#### Data supplied:
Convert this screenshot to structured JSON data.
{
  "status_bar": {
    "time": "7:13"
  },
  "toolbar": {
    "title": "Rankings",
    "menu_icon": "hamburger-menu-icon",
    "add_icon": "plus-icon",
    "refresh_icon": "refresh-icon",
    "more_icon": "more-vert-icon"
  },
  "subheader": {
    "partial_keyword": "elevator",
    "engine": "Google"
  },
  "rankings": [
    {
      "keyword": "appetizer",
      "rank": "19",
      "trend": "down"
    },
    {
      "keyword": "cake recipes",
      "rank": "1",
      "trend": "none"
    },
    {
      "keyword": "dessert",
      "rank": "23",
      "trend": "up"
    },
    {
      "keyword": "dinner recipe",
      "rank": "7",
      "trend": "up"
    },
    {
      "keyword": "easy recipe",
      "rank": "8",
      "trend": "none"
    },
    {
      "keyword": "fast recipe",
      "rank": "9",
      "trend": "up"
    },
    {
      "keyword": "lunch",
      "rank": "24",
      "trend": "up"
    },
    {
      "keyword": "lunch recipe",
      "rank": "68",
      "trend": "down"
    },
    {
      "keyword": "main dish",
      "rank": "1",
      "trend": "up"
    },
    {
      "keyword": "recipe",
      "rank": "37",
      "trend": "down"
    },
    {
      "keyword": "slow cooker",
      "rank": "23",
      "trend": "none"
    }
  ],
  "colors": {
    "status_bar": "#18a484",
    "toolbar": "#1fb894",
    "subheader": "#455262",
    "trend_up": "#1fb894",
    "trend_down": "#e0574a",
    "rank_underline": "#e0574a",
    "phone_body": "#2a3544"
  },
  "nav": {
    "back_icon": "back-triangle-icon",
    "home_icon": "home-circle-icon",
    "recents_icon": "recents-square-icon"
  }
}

#### Short exercise:
Write every entry out again exactly.

#### Task solution:
Convert this screenshot to structured JSON data.
{
  "status_bar": {
    "time": "7:13"
  },
  "toolbar": {
    "title": "Rankings",
    "menu_icon": "hamburger-menu-icon",
    "add_icon": "plus-icon",
    "refresh_icon": "refresh-icon",
    "more_icon": "more-vert-icon"
  },
  "subheader": {
    "partial_keyword": "elevator",
    "engine": "Google"
  },
  "rankings": [
    {
      "keyword": "appetizer",
      "rank": "19",
      "trend": "down"
    },
    {
      "keyword": "cake recipes",
      "rank": "1",
      "trend": "none"
    },
    {
      "keyword": "dessert",
      "rank": "23",
      "trend": "up"
    },
    {
      "keyword": "dinner recipe",
      "rank": "7",
      "trend": "up"
    },
    {
      "keyword": "easy recipe",
      "rank": "8",
      "trend": "none"
    },
    {
      "keyword": "fast recipe",
      "rank": "9",
      "trend": "up"
    },
    {
      "keyword": "lunch",
      "rank": "24",
      "trend": "up"
    },
    {
      "keyword": "lunch recipe",
      "rank": "68",
      "trend": "down"
    },
    {
      "keyword": "main dish",
      "rank": "1",
      "trend": "up"
    },
    {
      "keyword": "recipe",
      "rank": "37",
      "trend": "down"
    },
    {
      "keyword": "slow cooker",
      "rank": "23",
      "trend": "none"
    }
  ],
  "colors": {
    "status_bar": "#18a484",
    "toolbar": "#1fb894",
    "subheader": "#455262",
    "trend_up": "#1fb894",
    "trend_down": "#e0574a",
    "rank_underline": "#e0574a",
    "phone_body": "#2a3544"
  },
  "nav": {
    "back_icon": "back-triangle-icon",
    "home_icon": "home-circle-icon",
    "recents_icon": "recents-square-icon"
  }
}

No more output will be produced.